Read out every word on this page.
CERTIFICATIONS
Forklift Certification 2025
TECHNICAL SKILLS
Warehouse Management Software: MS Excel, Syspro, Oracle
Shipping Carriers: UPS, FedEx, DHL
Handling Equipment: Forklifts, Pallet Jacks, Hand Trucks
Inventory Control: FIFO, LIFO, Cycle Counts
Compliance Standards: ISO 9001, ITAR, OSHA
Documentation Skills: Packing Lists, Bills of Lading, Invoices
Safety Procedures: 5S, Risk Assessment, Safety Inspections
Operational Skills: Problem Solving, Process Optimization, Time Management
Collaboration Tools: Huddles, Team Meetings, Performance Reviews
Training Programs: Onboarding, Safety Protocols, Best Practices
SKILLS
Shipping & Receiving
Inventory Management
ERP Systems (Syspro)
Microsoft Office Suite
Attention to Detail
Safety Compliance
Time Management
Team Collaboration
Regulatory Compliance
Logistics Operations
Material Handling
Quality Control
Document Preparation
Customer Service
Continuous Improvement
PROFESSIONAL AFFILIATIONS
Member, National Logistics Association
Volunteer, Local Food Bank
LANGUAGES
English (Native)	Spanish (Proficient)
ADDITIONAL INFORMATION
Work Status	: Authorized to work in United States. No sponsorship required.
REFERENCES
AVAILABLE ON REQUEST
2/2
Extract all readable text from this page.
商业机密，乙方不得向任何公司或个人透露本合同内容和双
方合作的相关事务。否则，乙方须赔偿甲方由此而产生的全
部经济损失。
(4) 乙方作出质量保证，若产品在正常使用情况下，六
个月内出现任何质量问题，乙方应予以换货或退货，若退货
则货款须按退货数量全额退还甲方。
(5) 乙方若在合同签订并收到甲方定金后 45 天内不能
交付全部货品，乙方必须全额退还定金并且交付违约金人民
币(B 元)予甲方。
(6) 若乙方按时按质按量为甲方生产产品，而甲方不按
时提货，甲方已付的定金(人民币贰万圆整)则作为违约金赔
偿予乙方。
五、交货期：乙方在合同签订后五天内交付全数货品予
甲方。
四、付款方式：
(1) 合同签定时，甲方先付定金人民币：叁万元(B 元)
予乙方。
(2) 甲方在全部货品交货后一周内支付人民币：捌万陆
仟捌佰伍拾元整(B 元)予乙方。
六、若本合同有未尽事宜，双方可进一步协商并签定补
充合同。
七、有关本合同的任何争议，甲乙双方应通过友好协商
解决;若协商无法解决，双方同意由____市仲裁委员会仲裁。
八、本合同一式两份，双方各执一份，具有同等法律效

### Problem description
Copy only this span: the line that contains "Extract all readable text from this page.", the last line, and every line between them.

### Task solution
Extract all readable text from this page.
商业机密，乙方不得向任何公司或个人透露本合同内容和双
方合作的相关事务。否则，乙方须赔偿甲方由此而产生的全
部经济损失。
(4) 乙方作出质量保证，若产品在正常使用情况下，六
个月内出现任何质量问题，乙方应予以换货或退货，若退货
则货款须按退货数量全额退还甲方。
(5) 乙方若在合同签订并收到甲方定金后 45 天内不能
交付全部货品，乙方必须全额退还定金并且交付违约金人民
币(B 元)予甲方。
(6) 若乙方按时按质按量为甲方生产产品，而甲方不按
时提货，甲方已付的定金(人民币贰万圆整)则作为违约金赔
偿予乙方。
五、交货期：乙方在合同签订后五天内交付全数货品予
甲方。
四、付款方式：
(1) 合同签定时，甲方先付定金人民币：叁万元(B 元)
予乙方。
(2) 甲方在全部货品交货后一周内支付人民币：捌万陆
仟捌佰伍拾元整(B 元)予乙方。
六、若本合同有未尽事宜，双方可进一步协商并签定补
充合同。
七、有关本合同的任何争议，甲乙双方应通过友好协商
解决;若协商无法解决，双方同意由____市仲裁委员会仲裁。
八、本合同一式两份，双方各执一份，具有同等法律效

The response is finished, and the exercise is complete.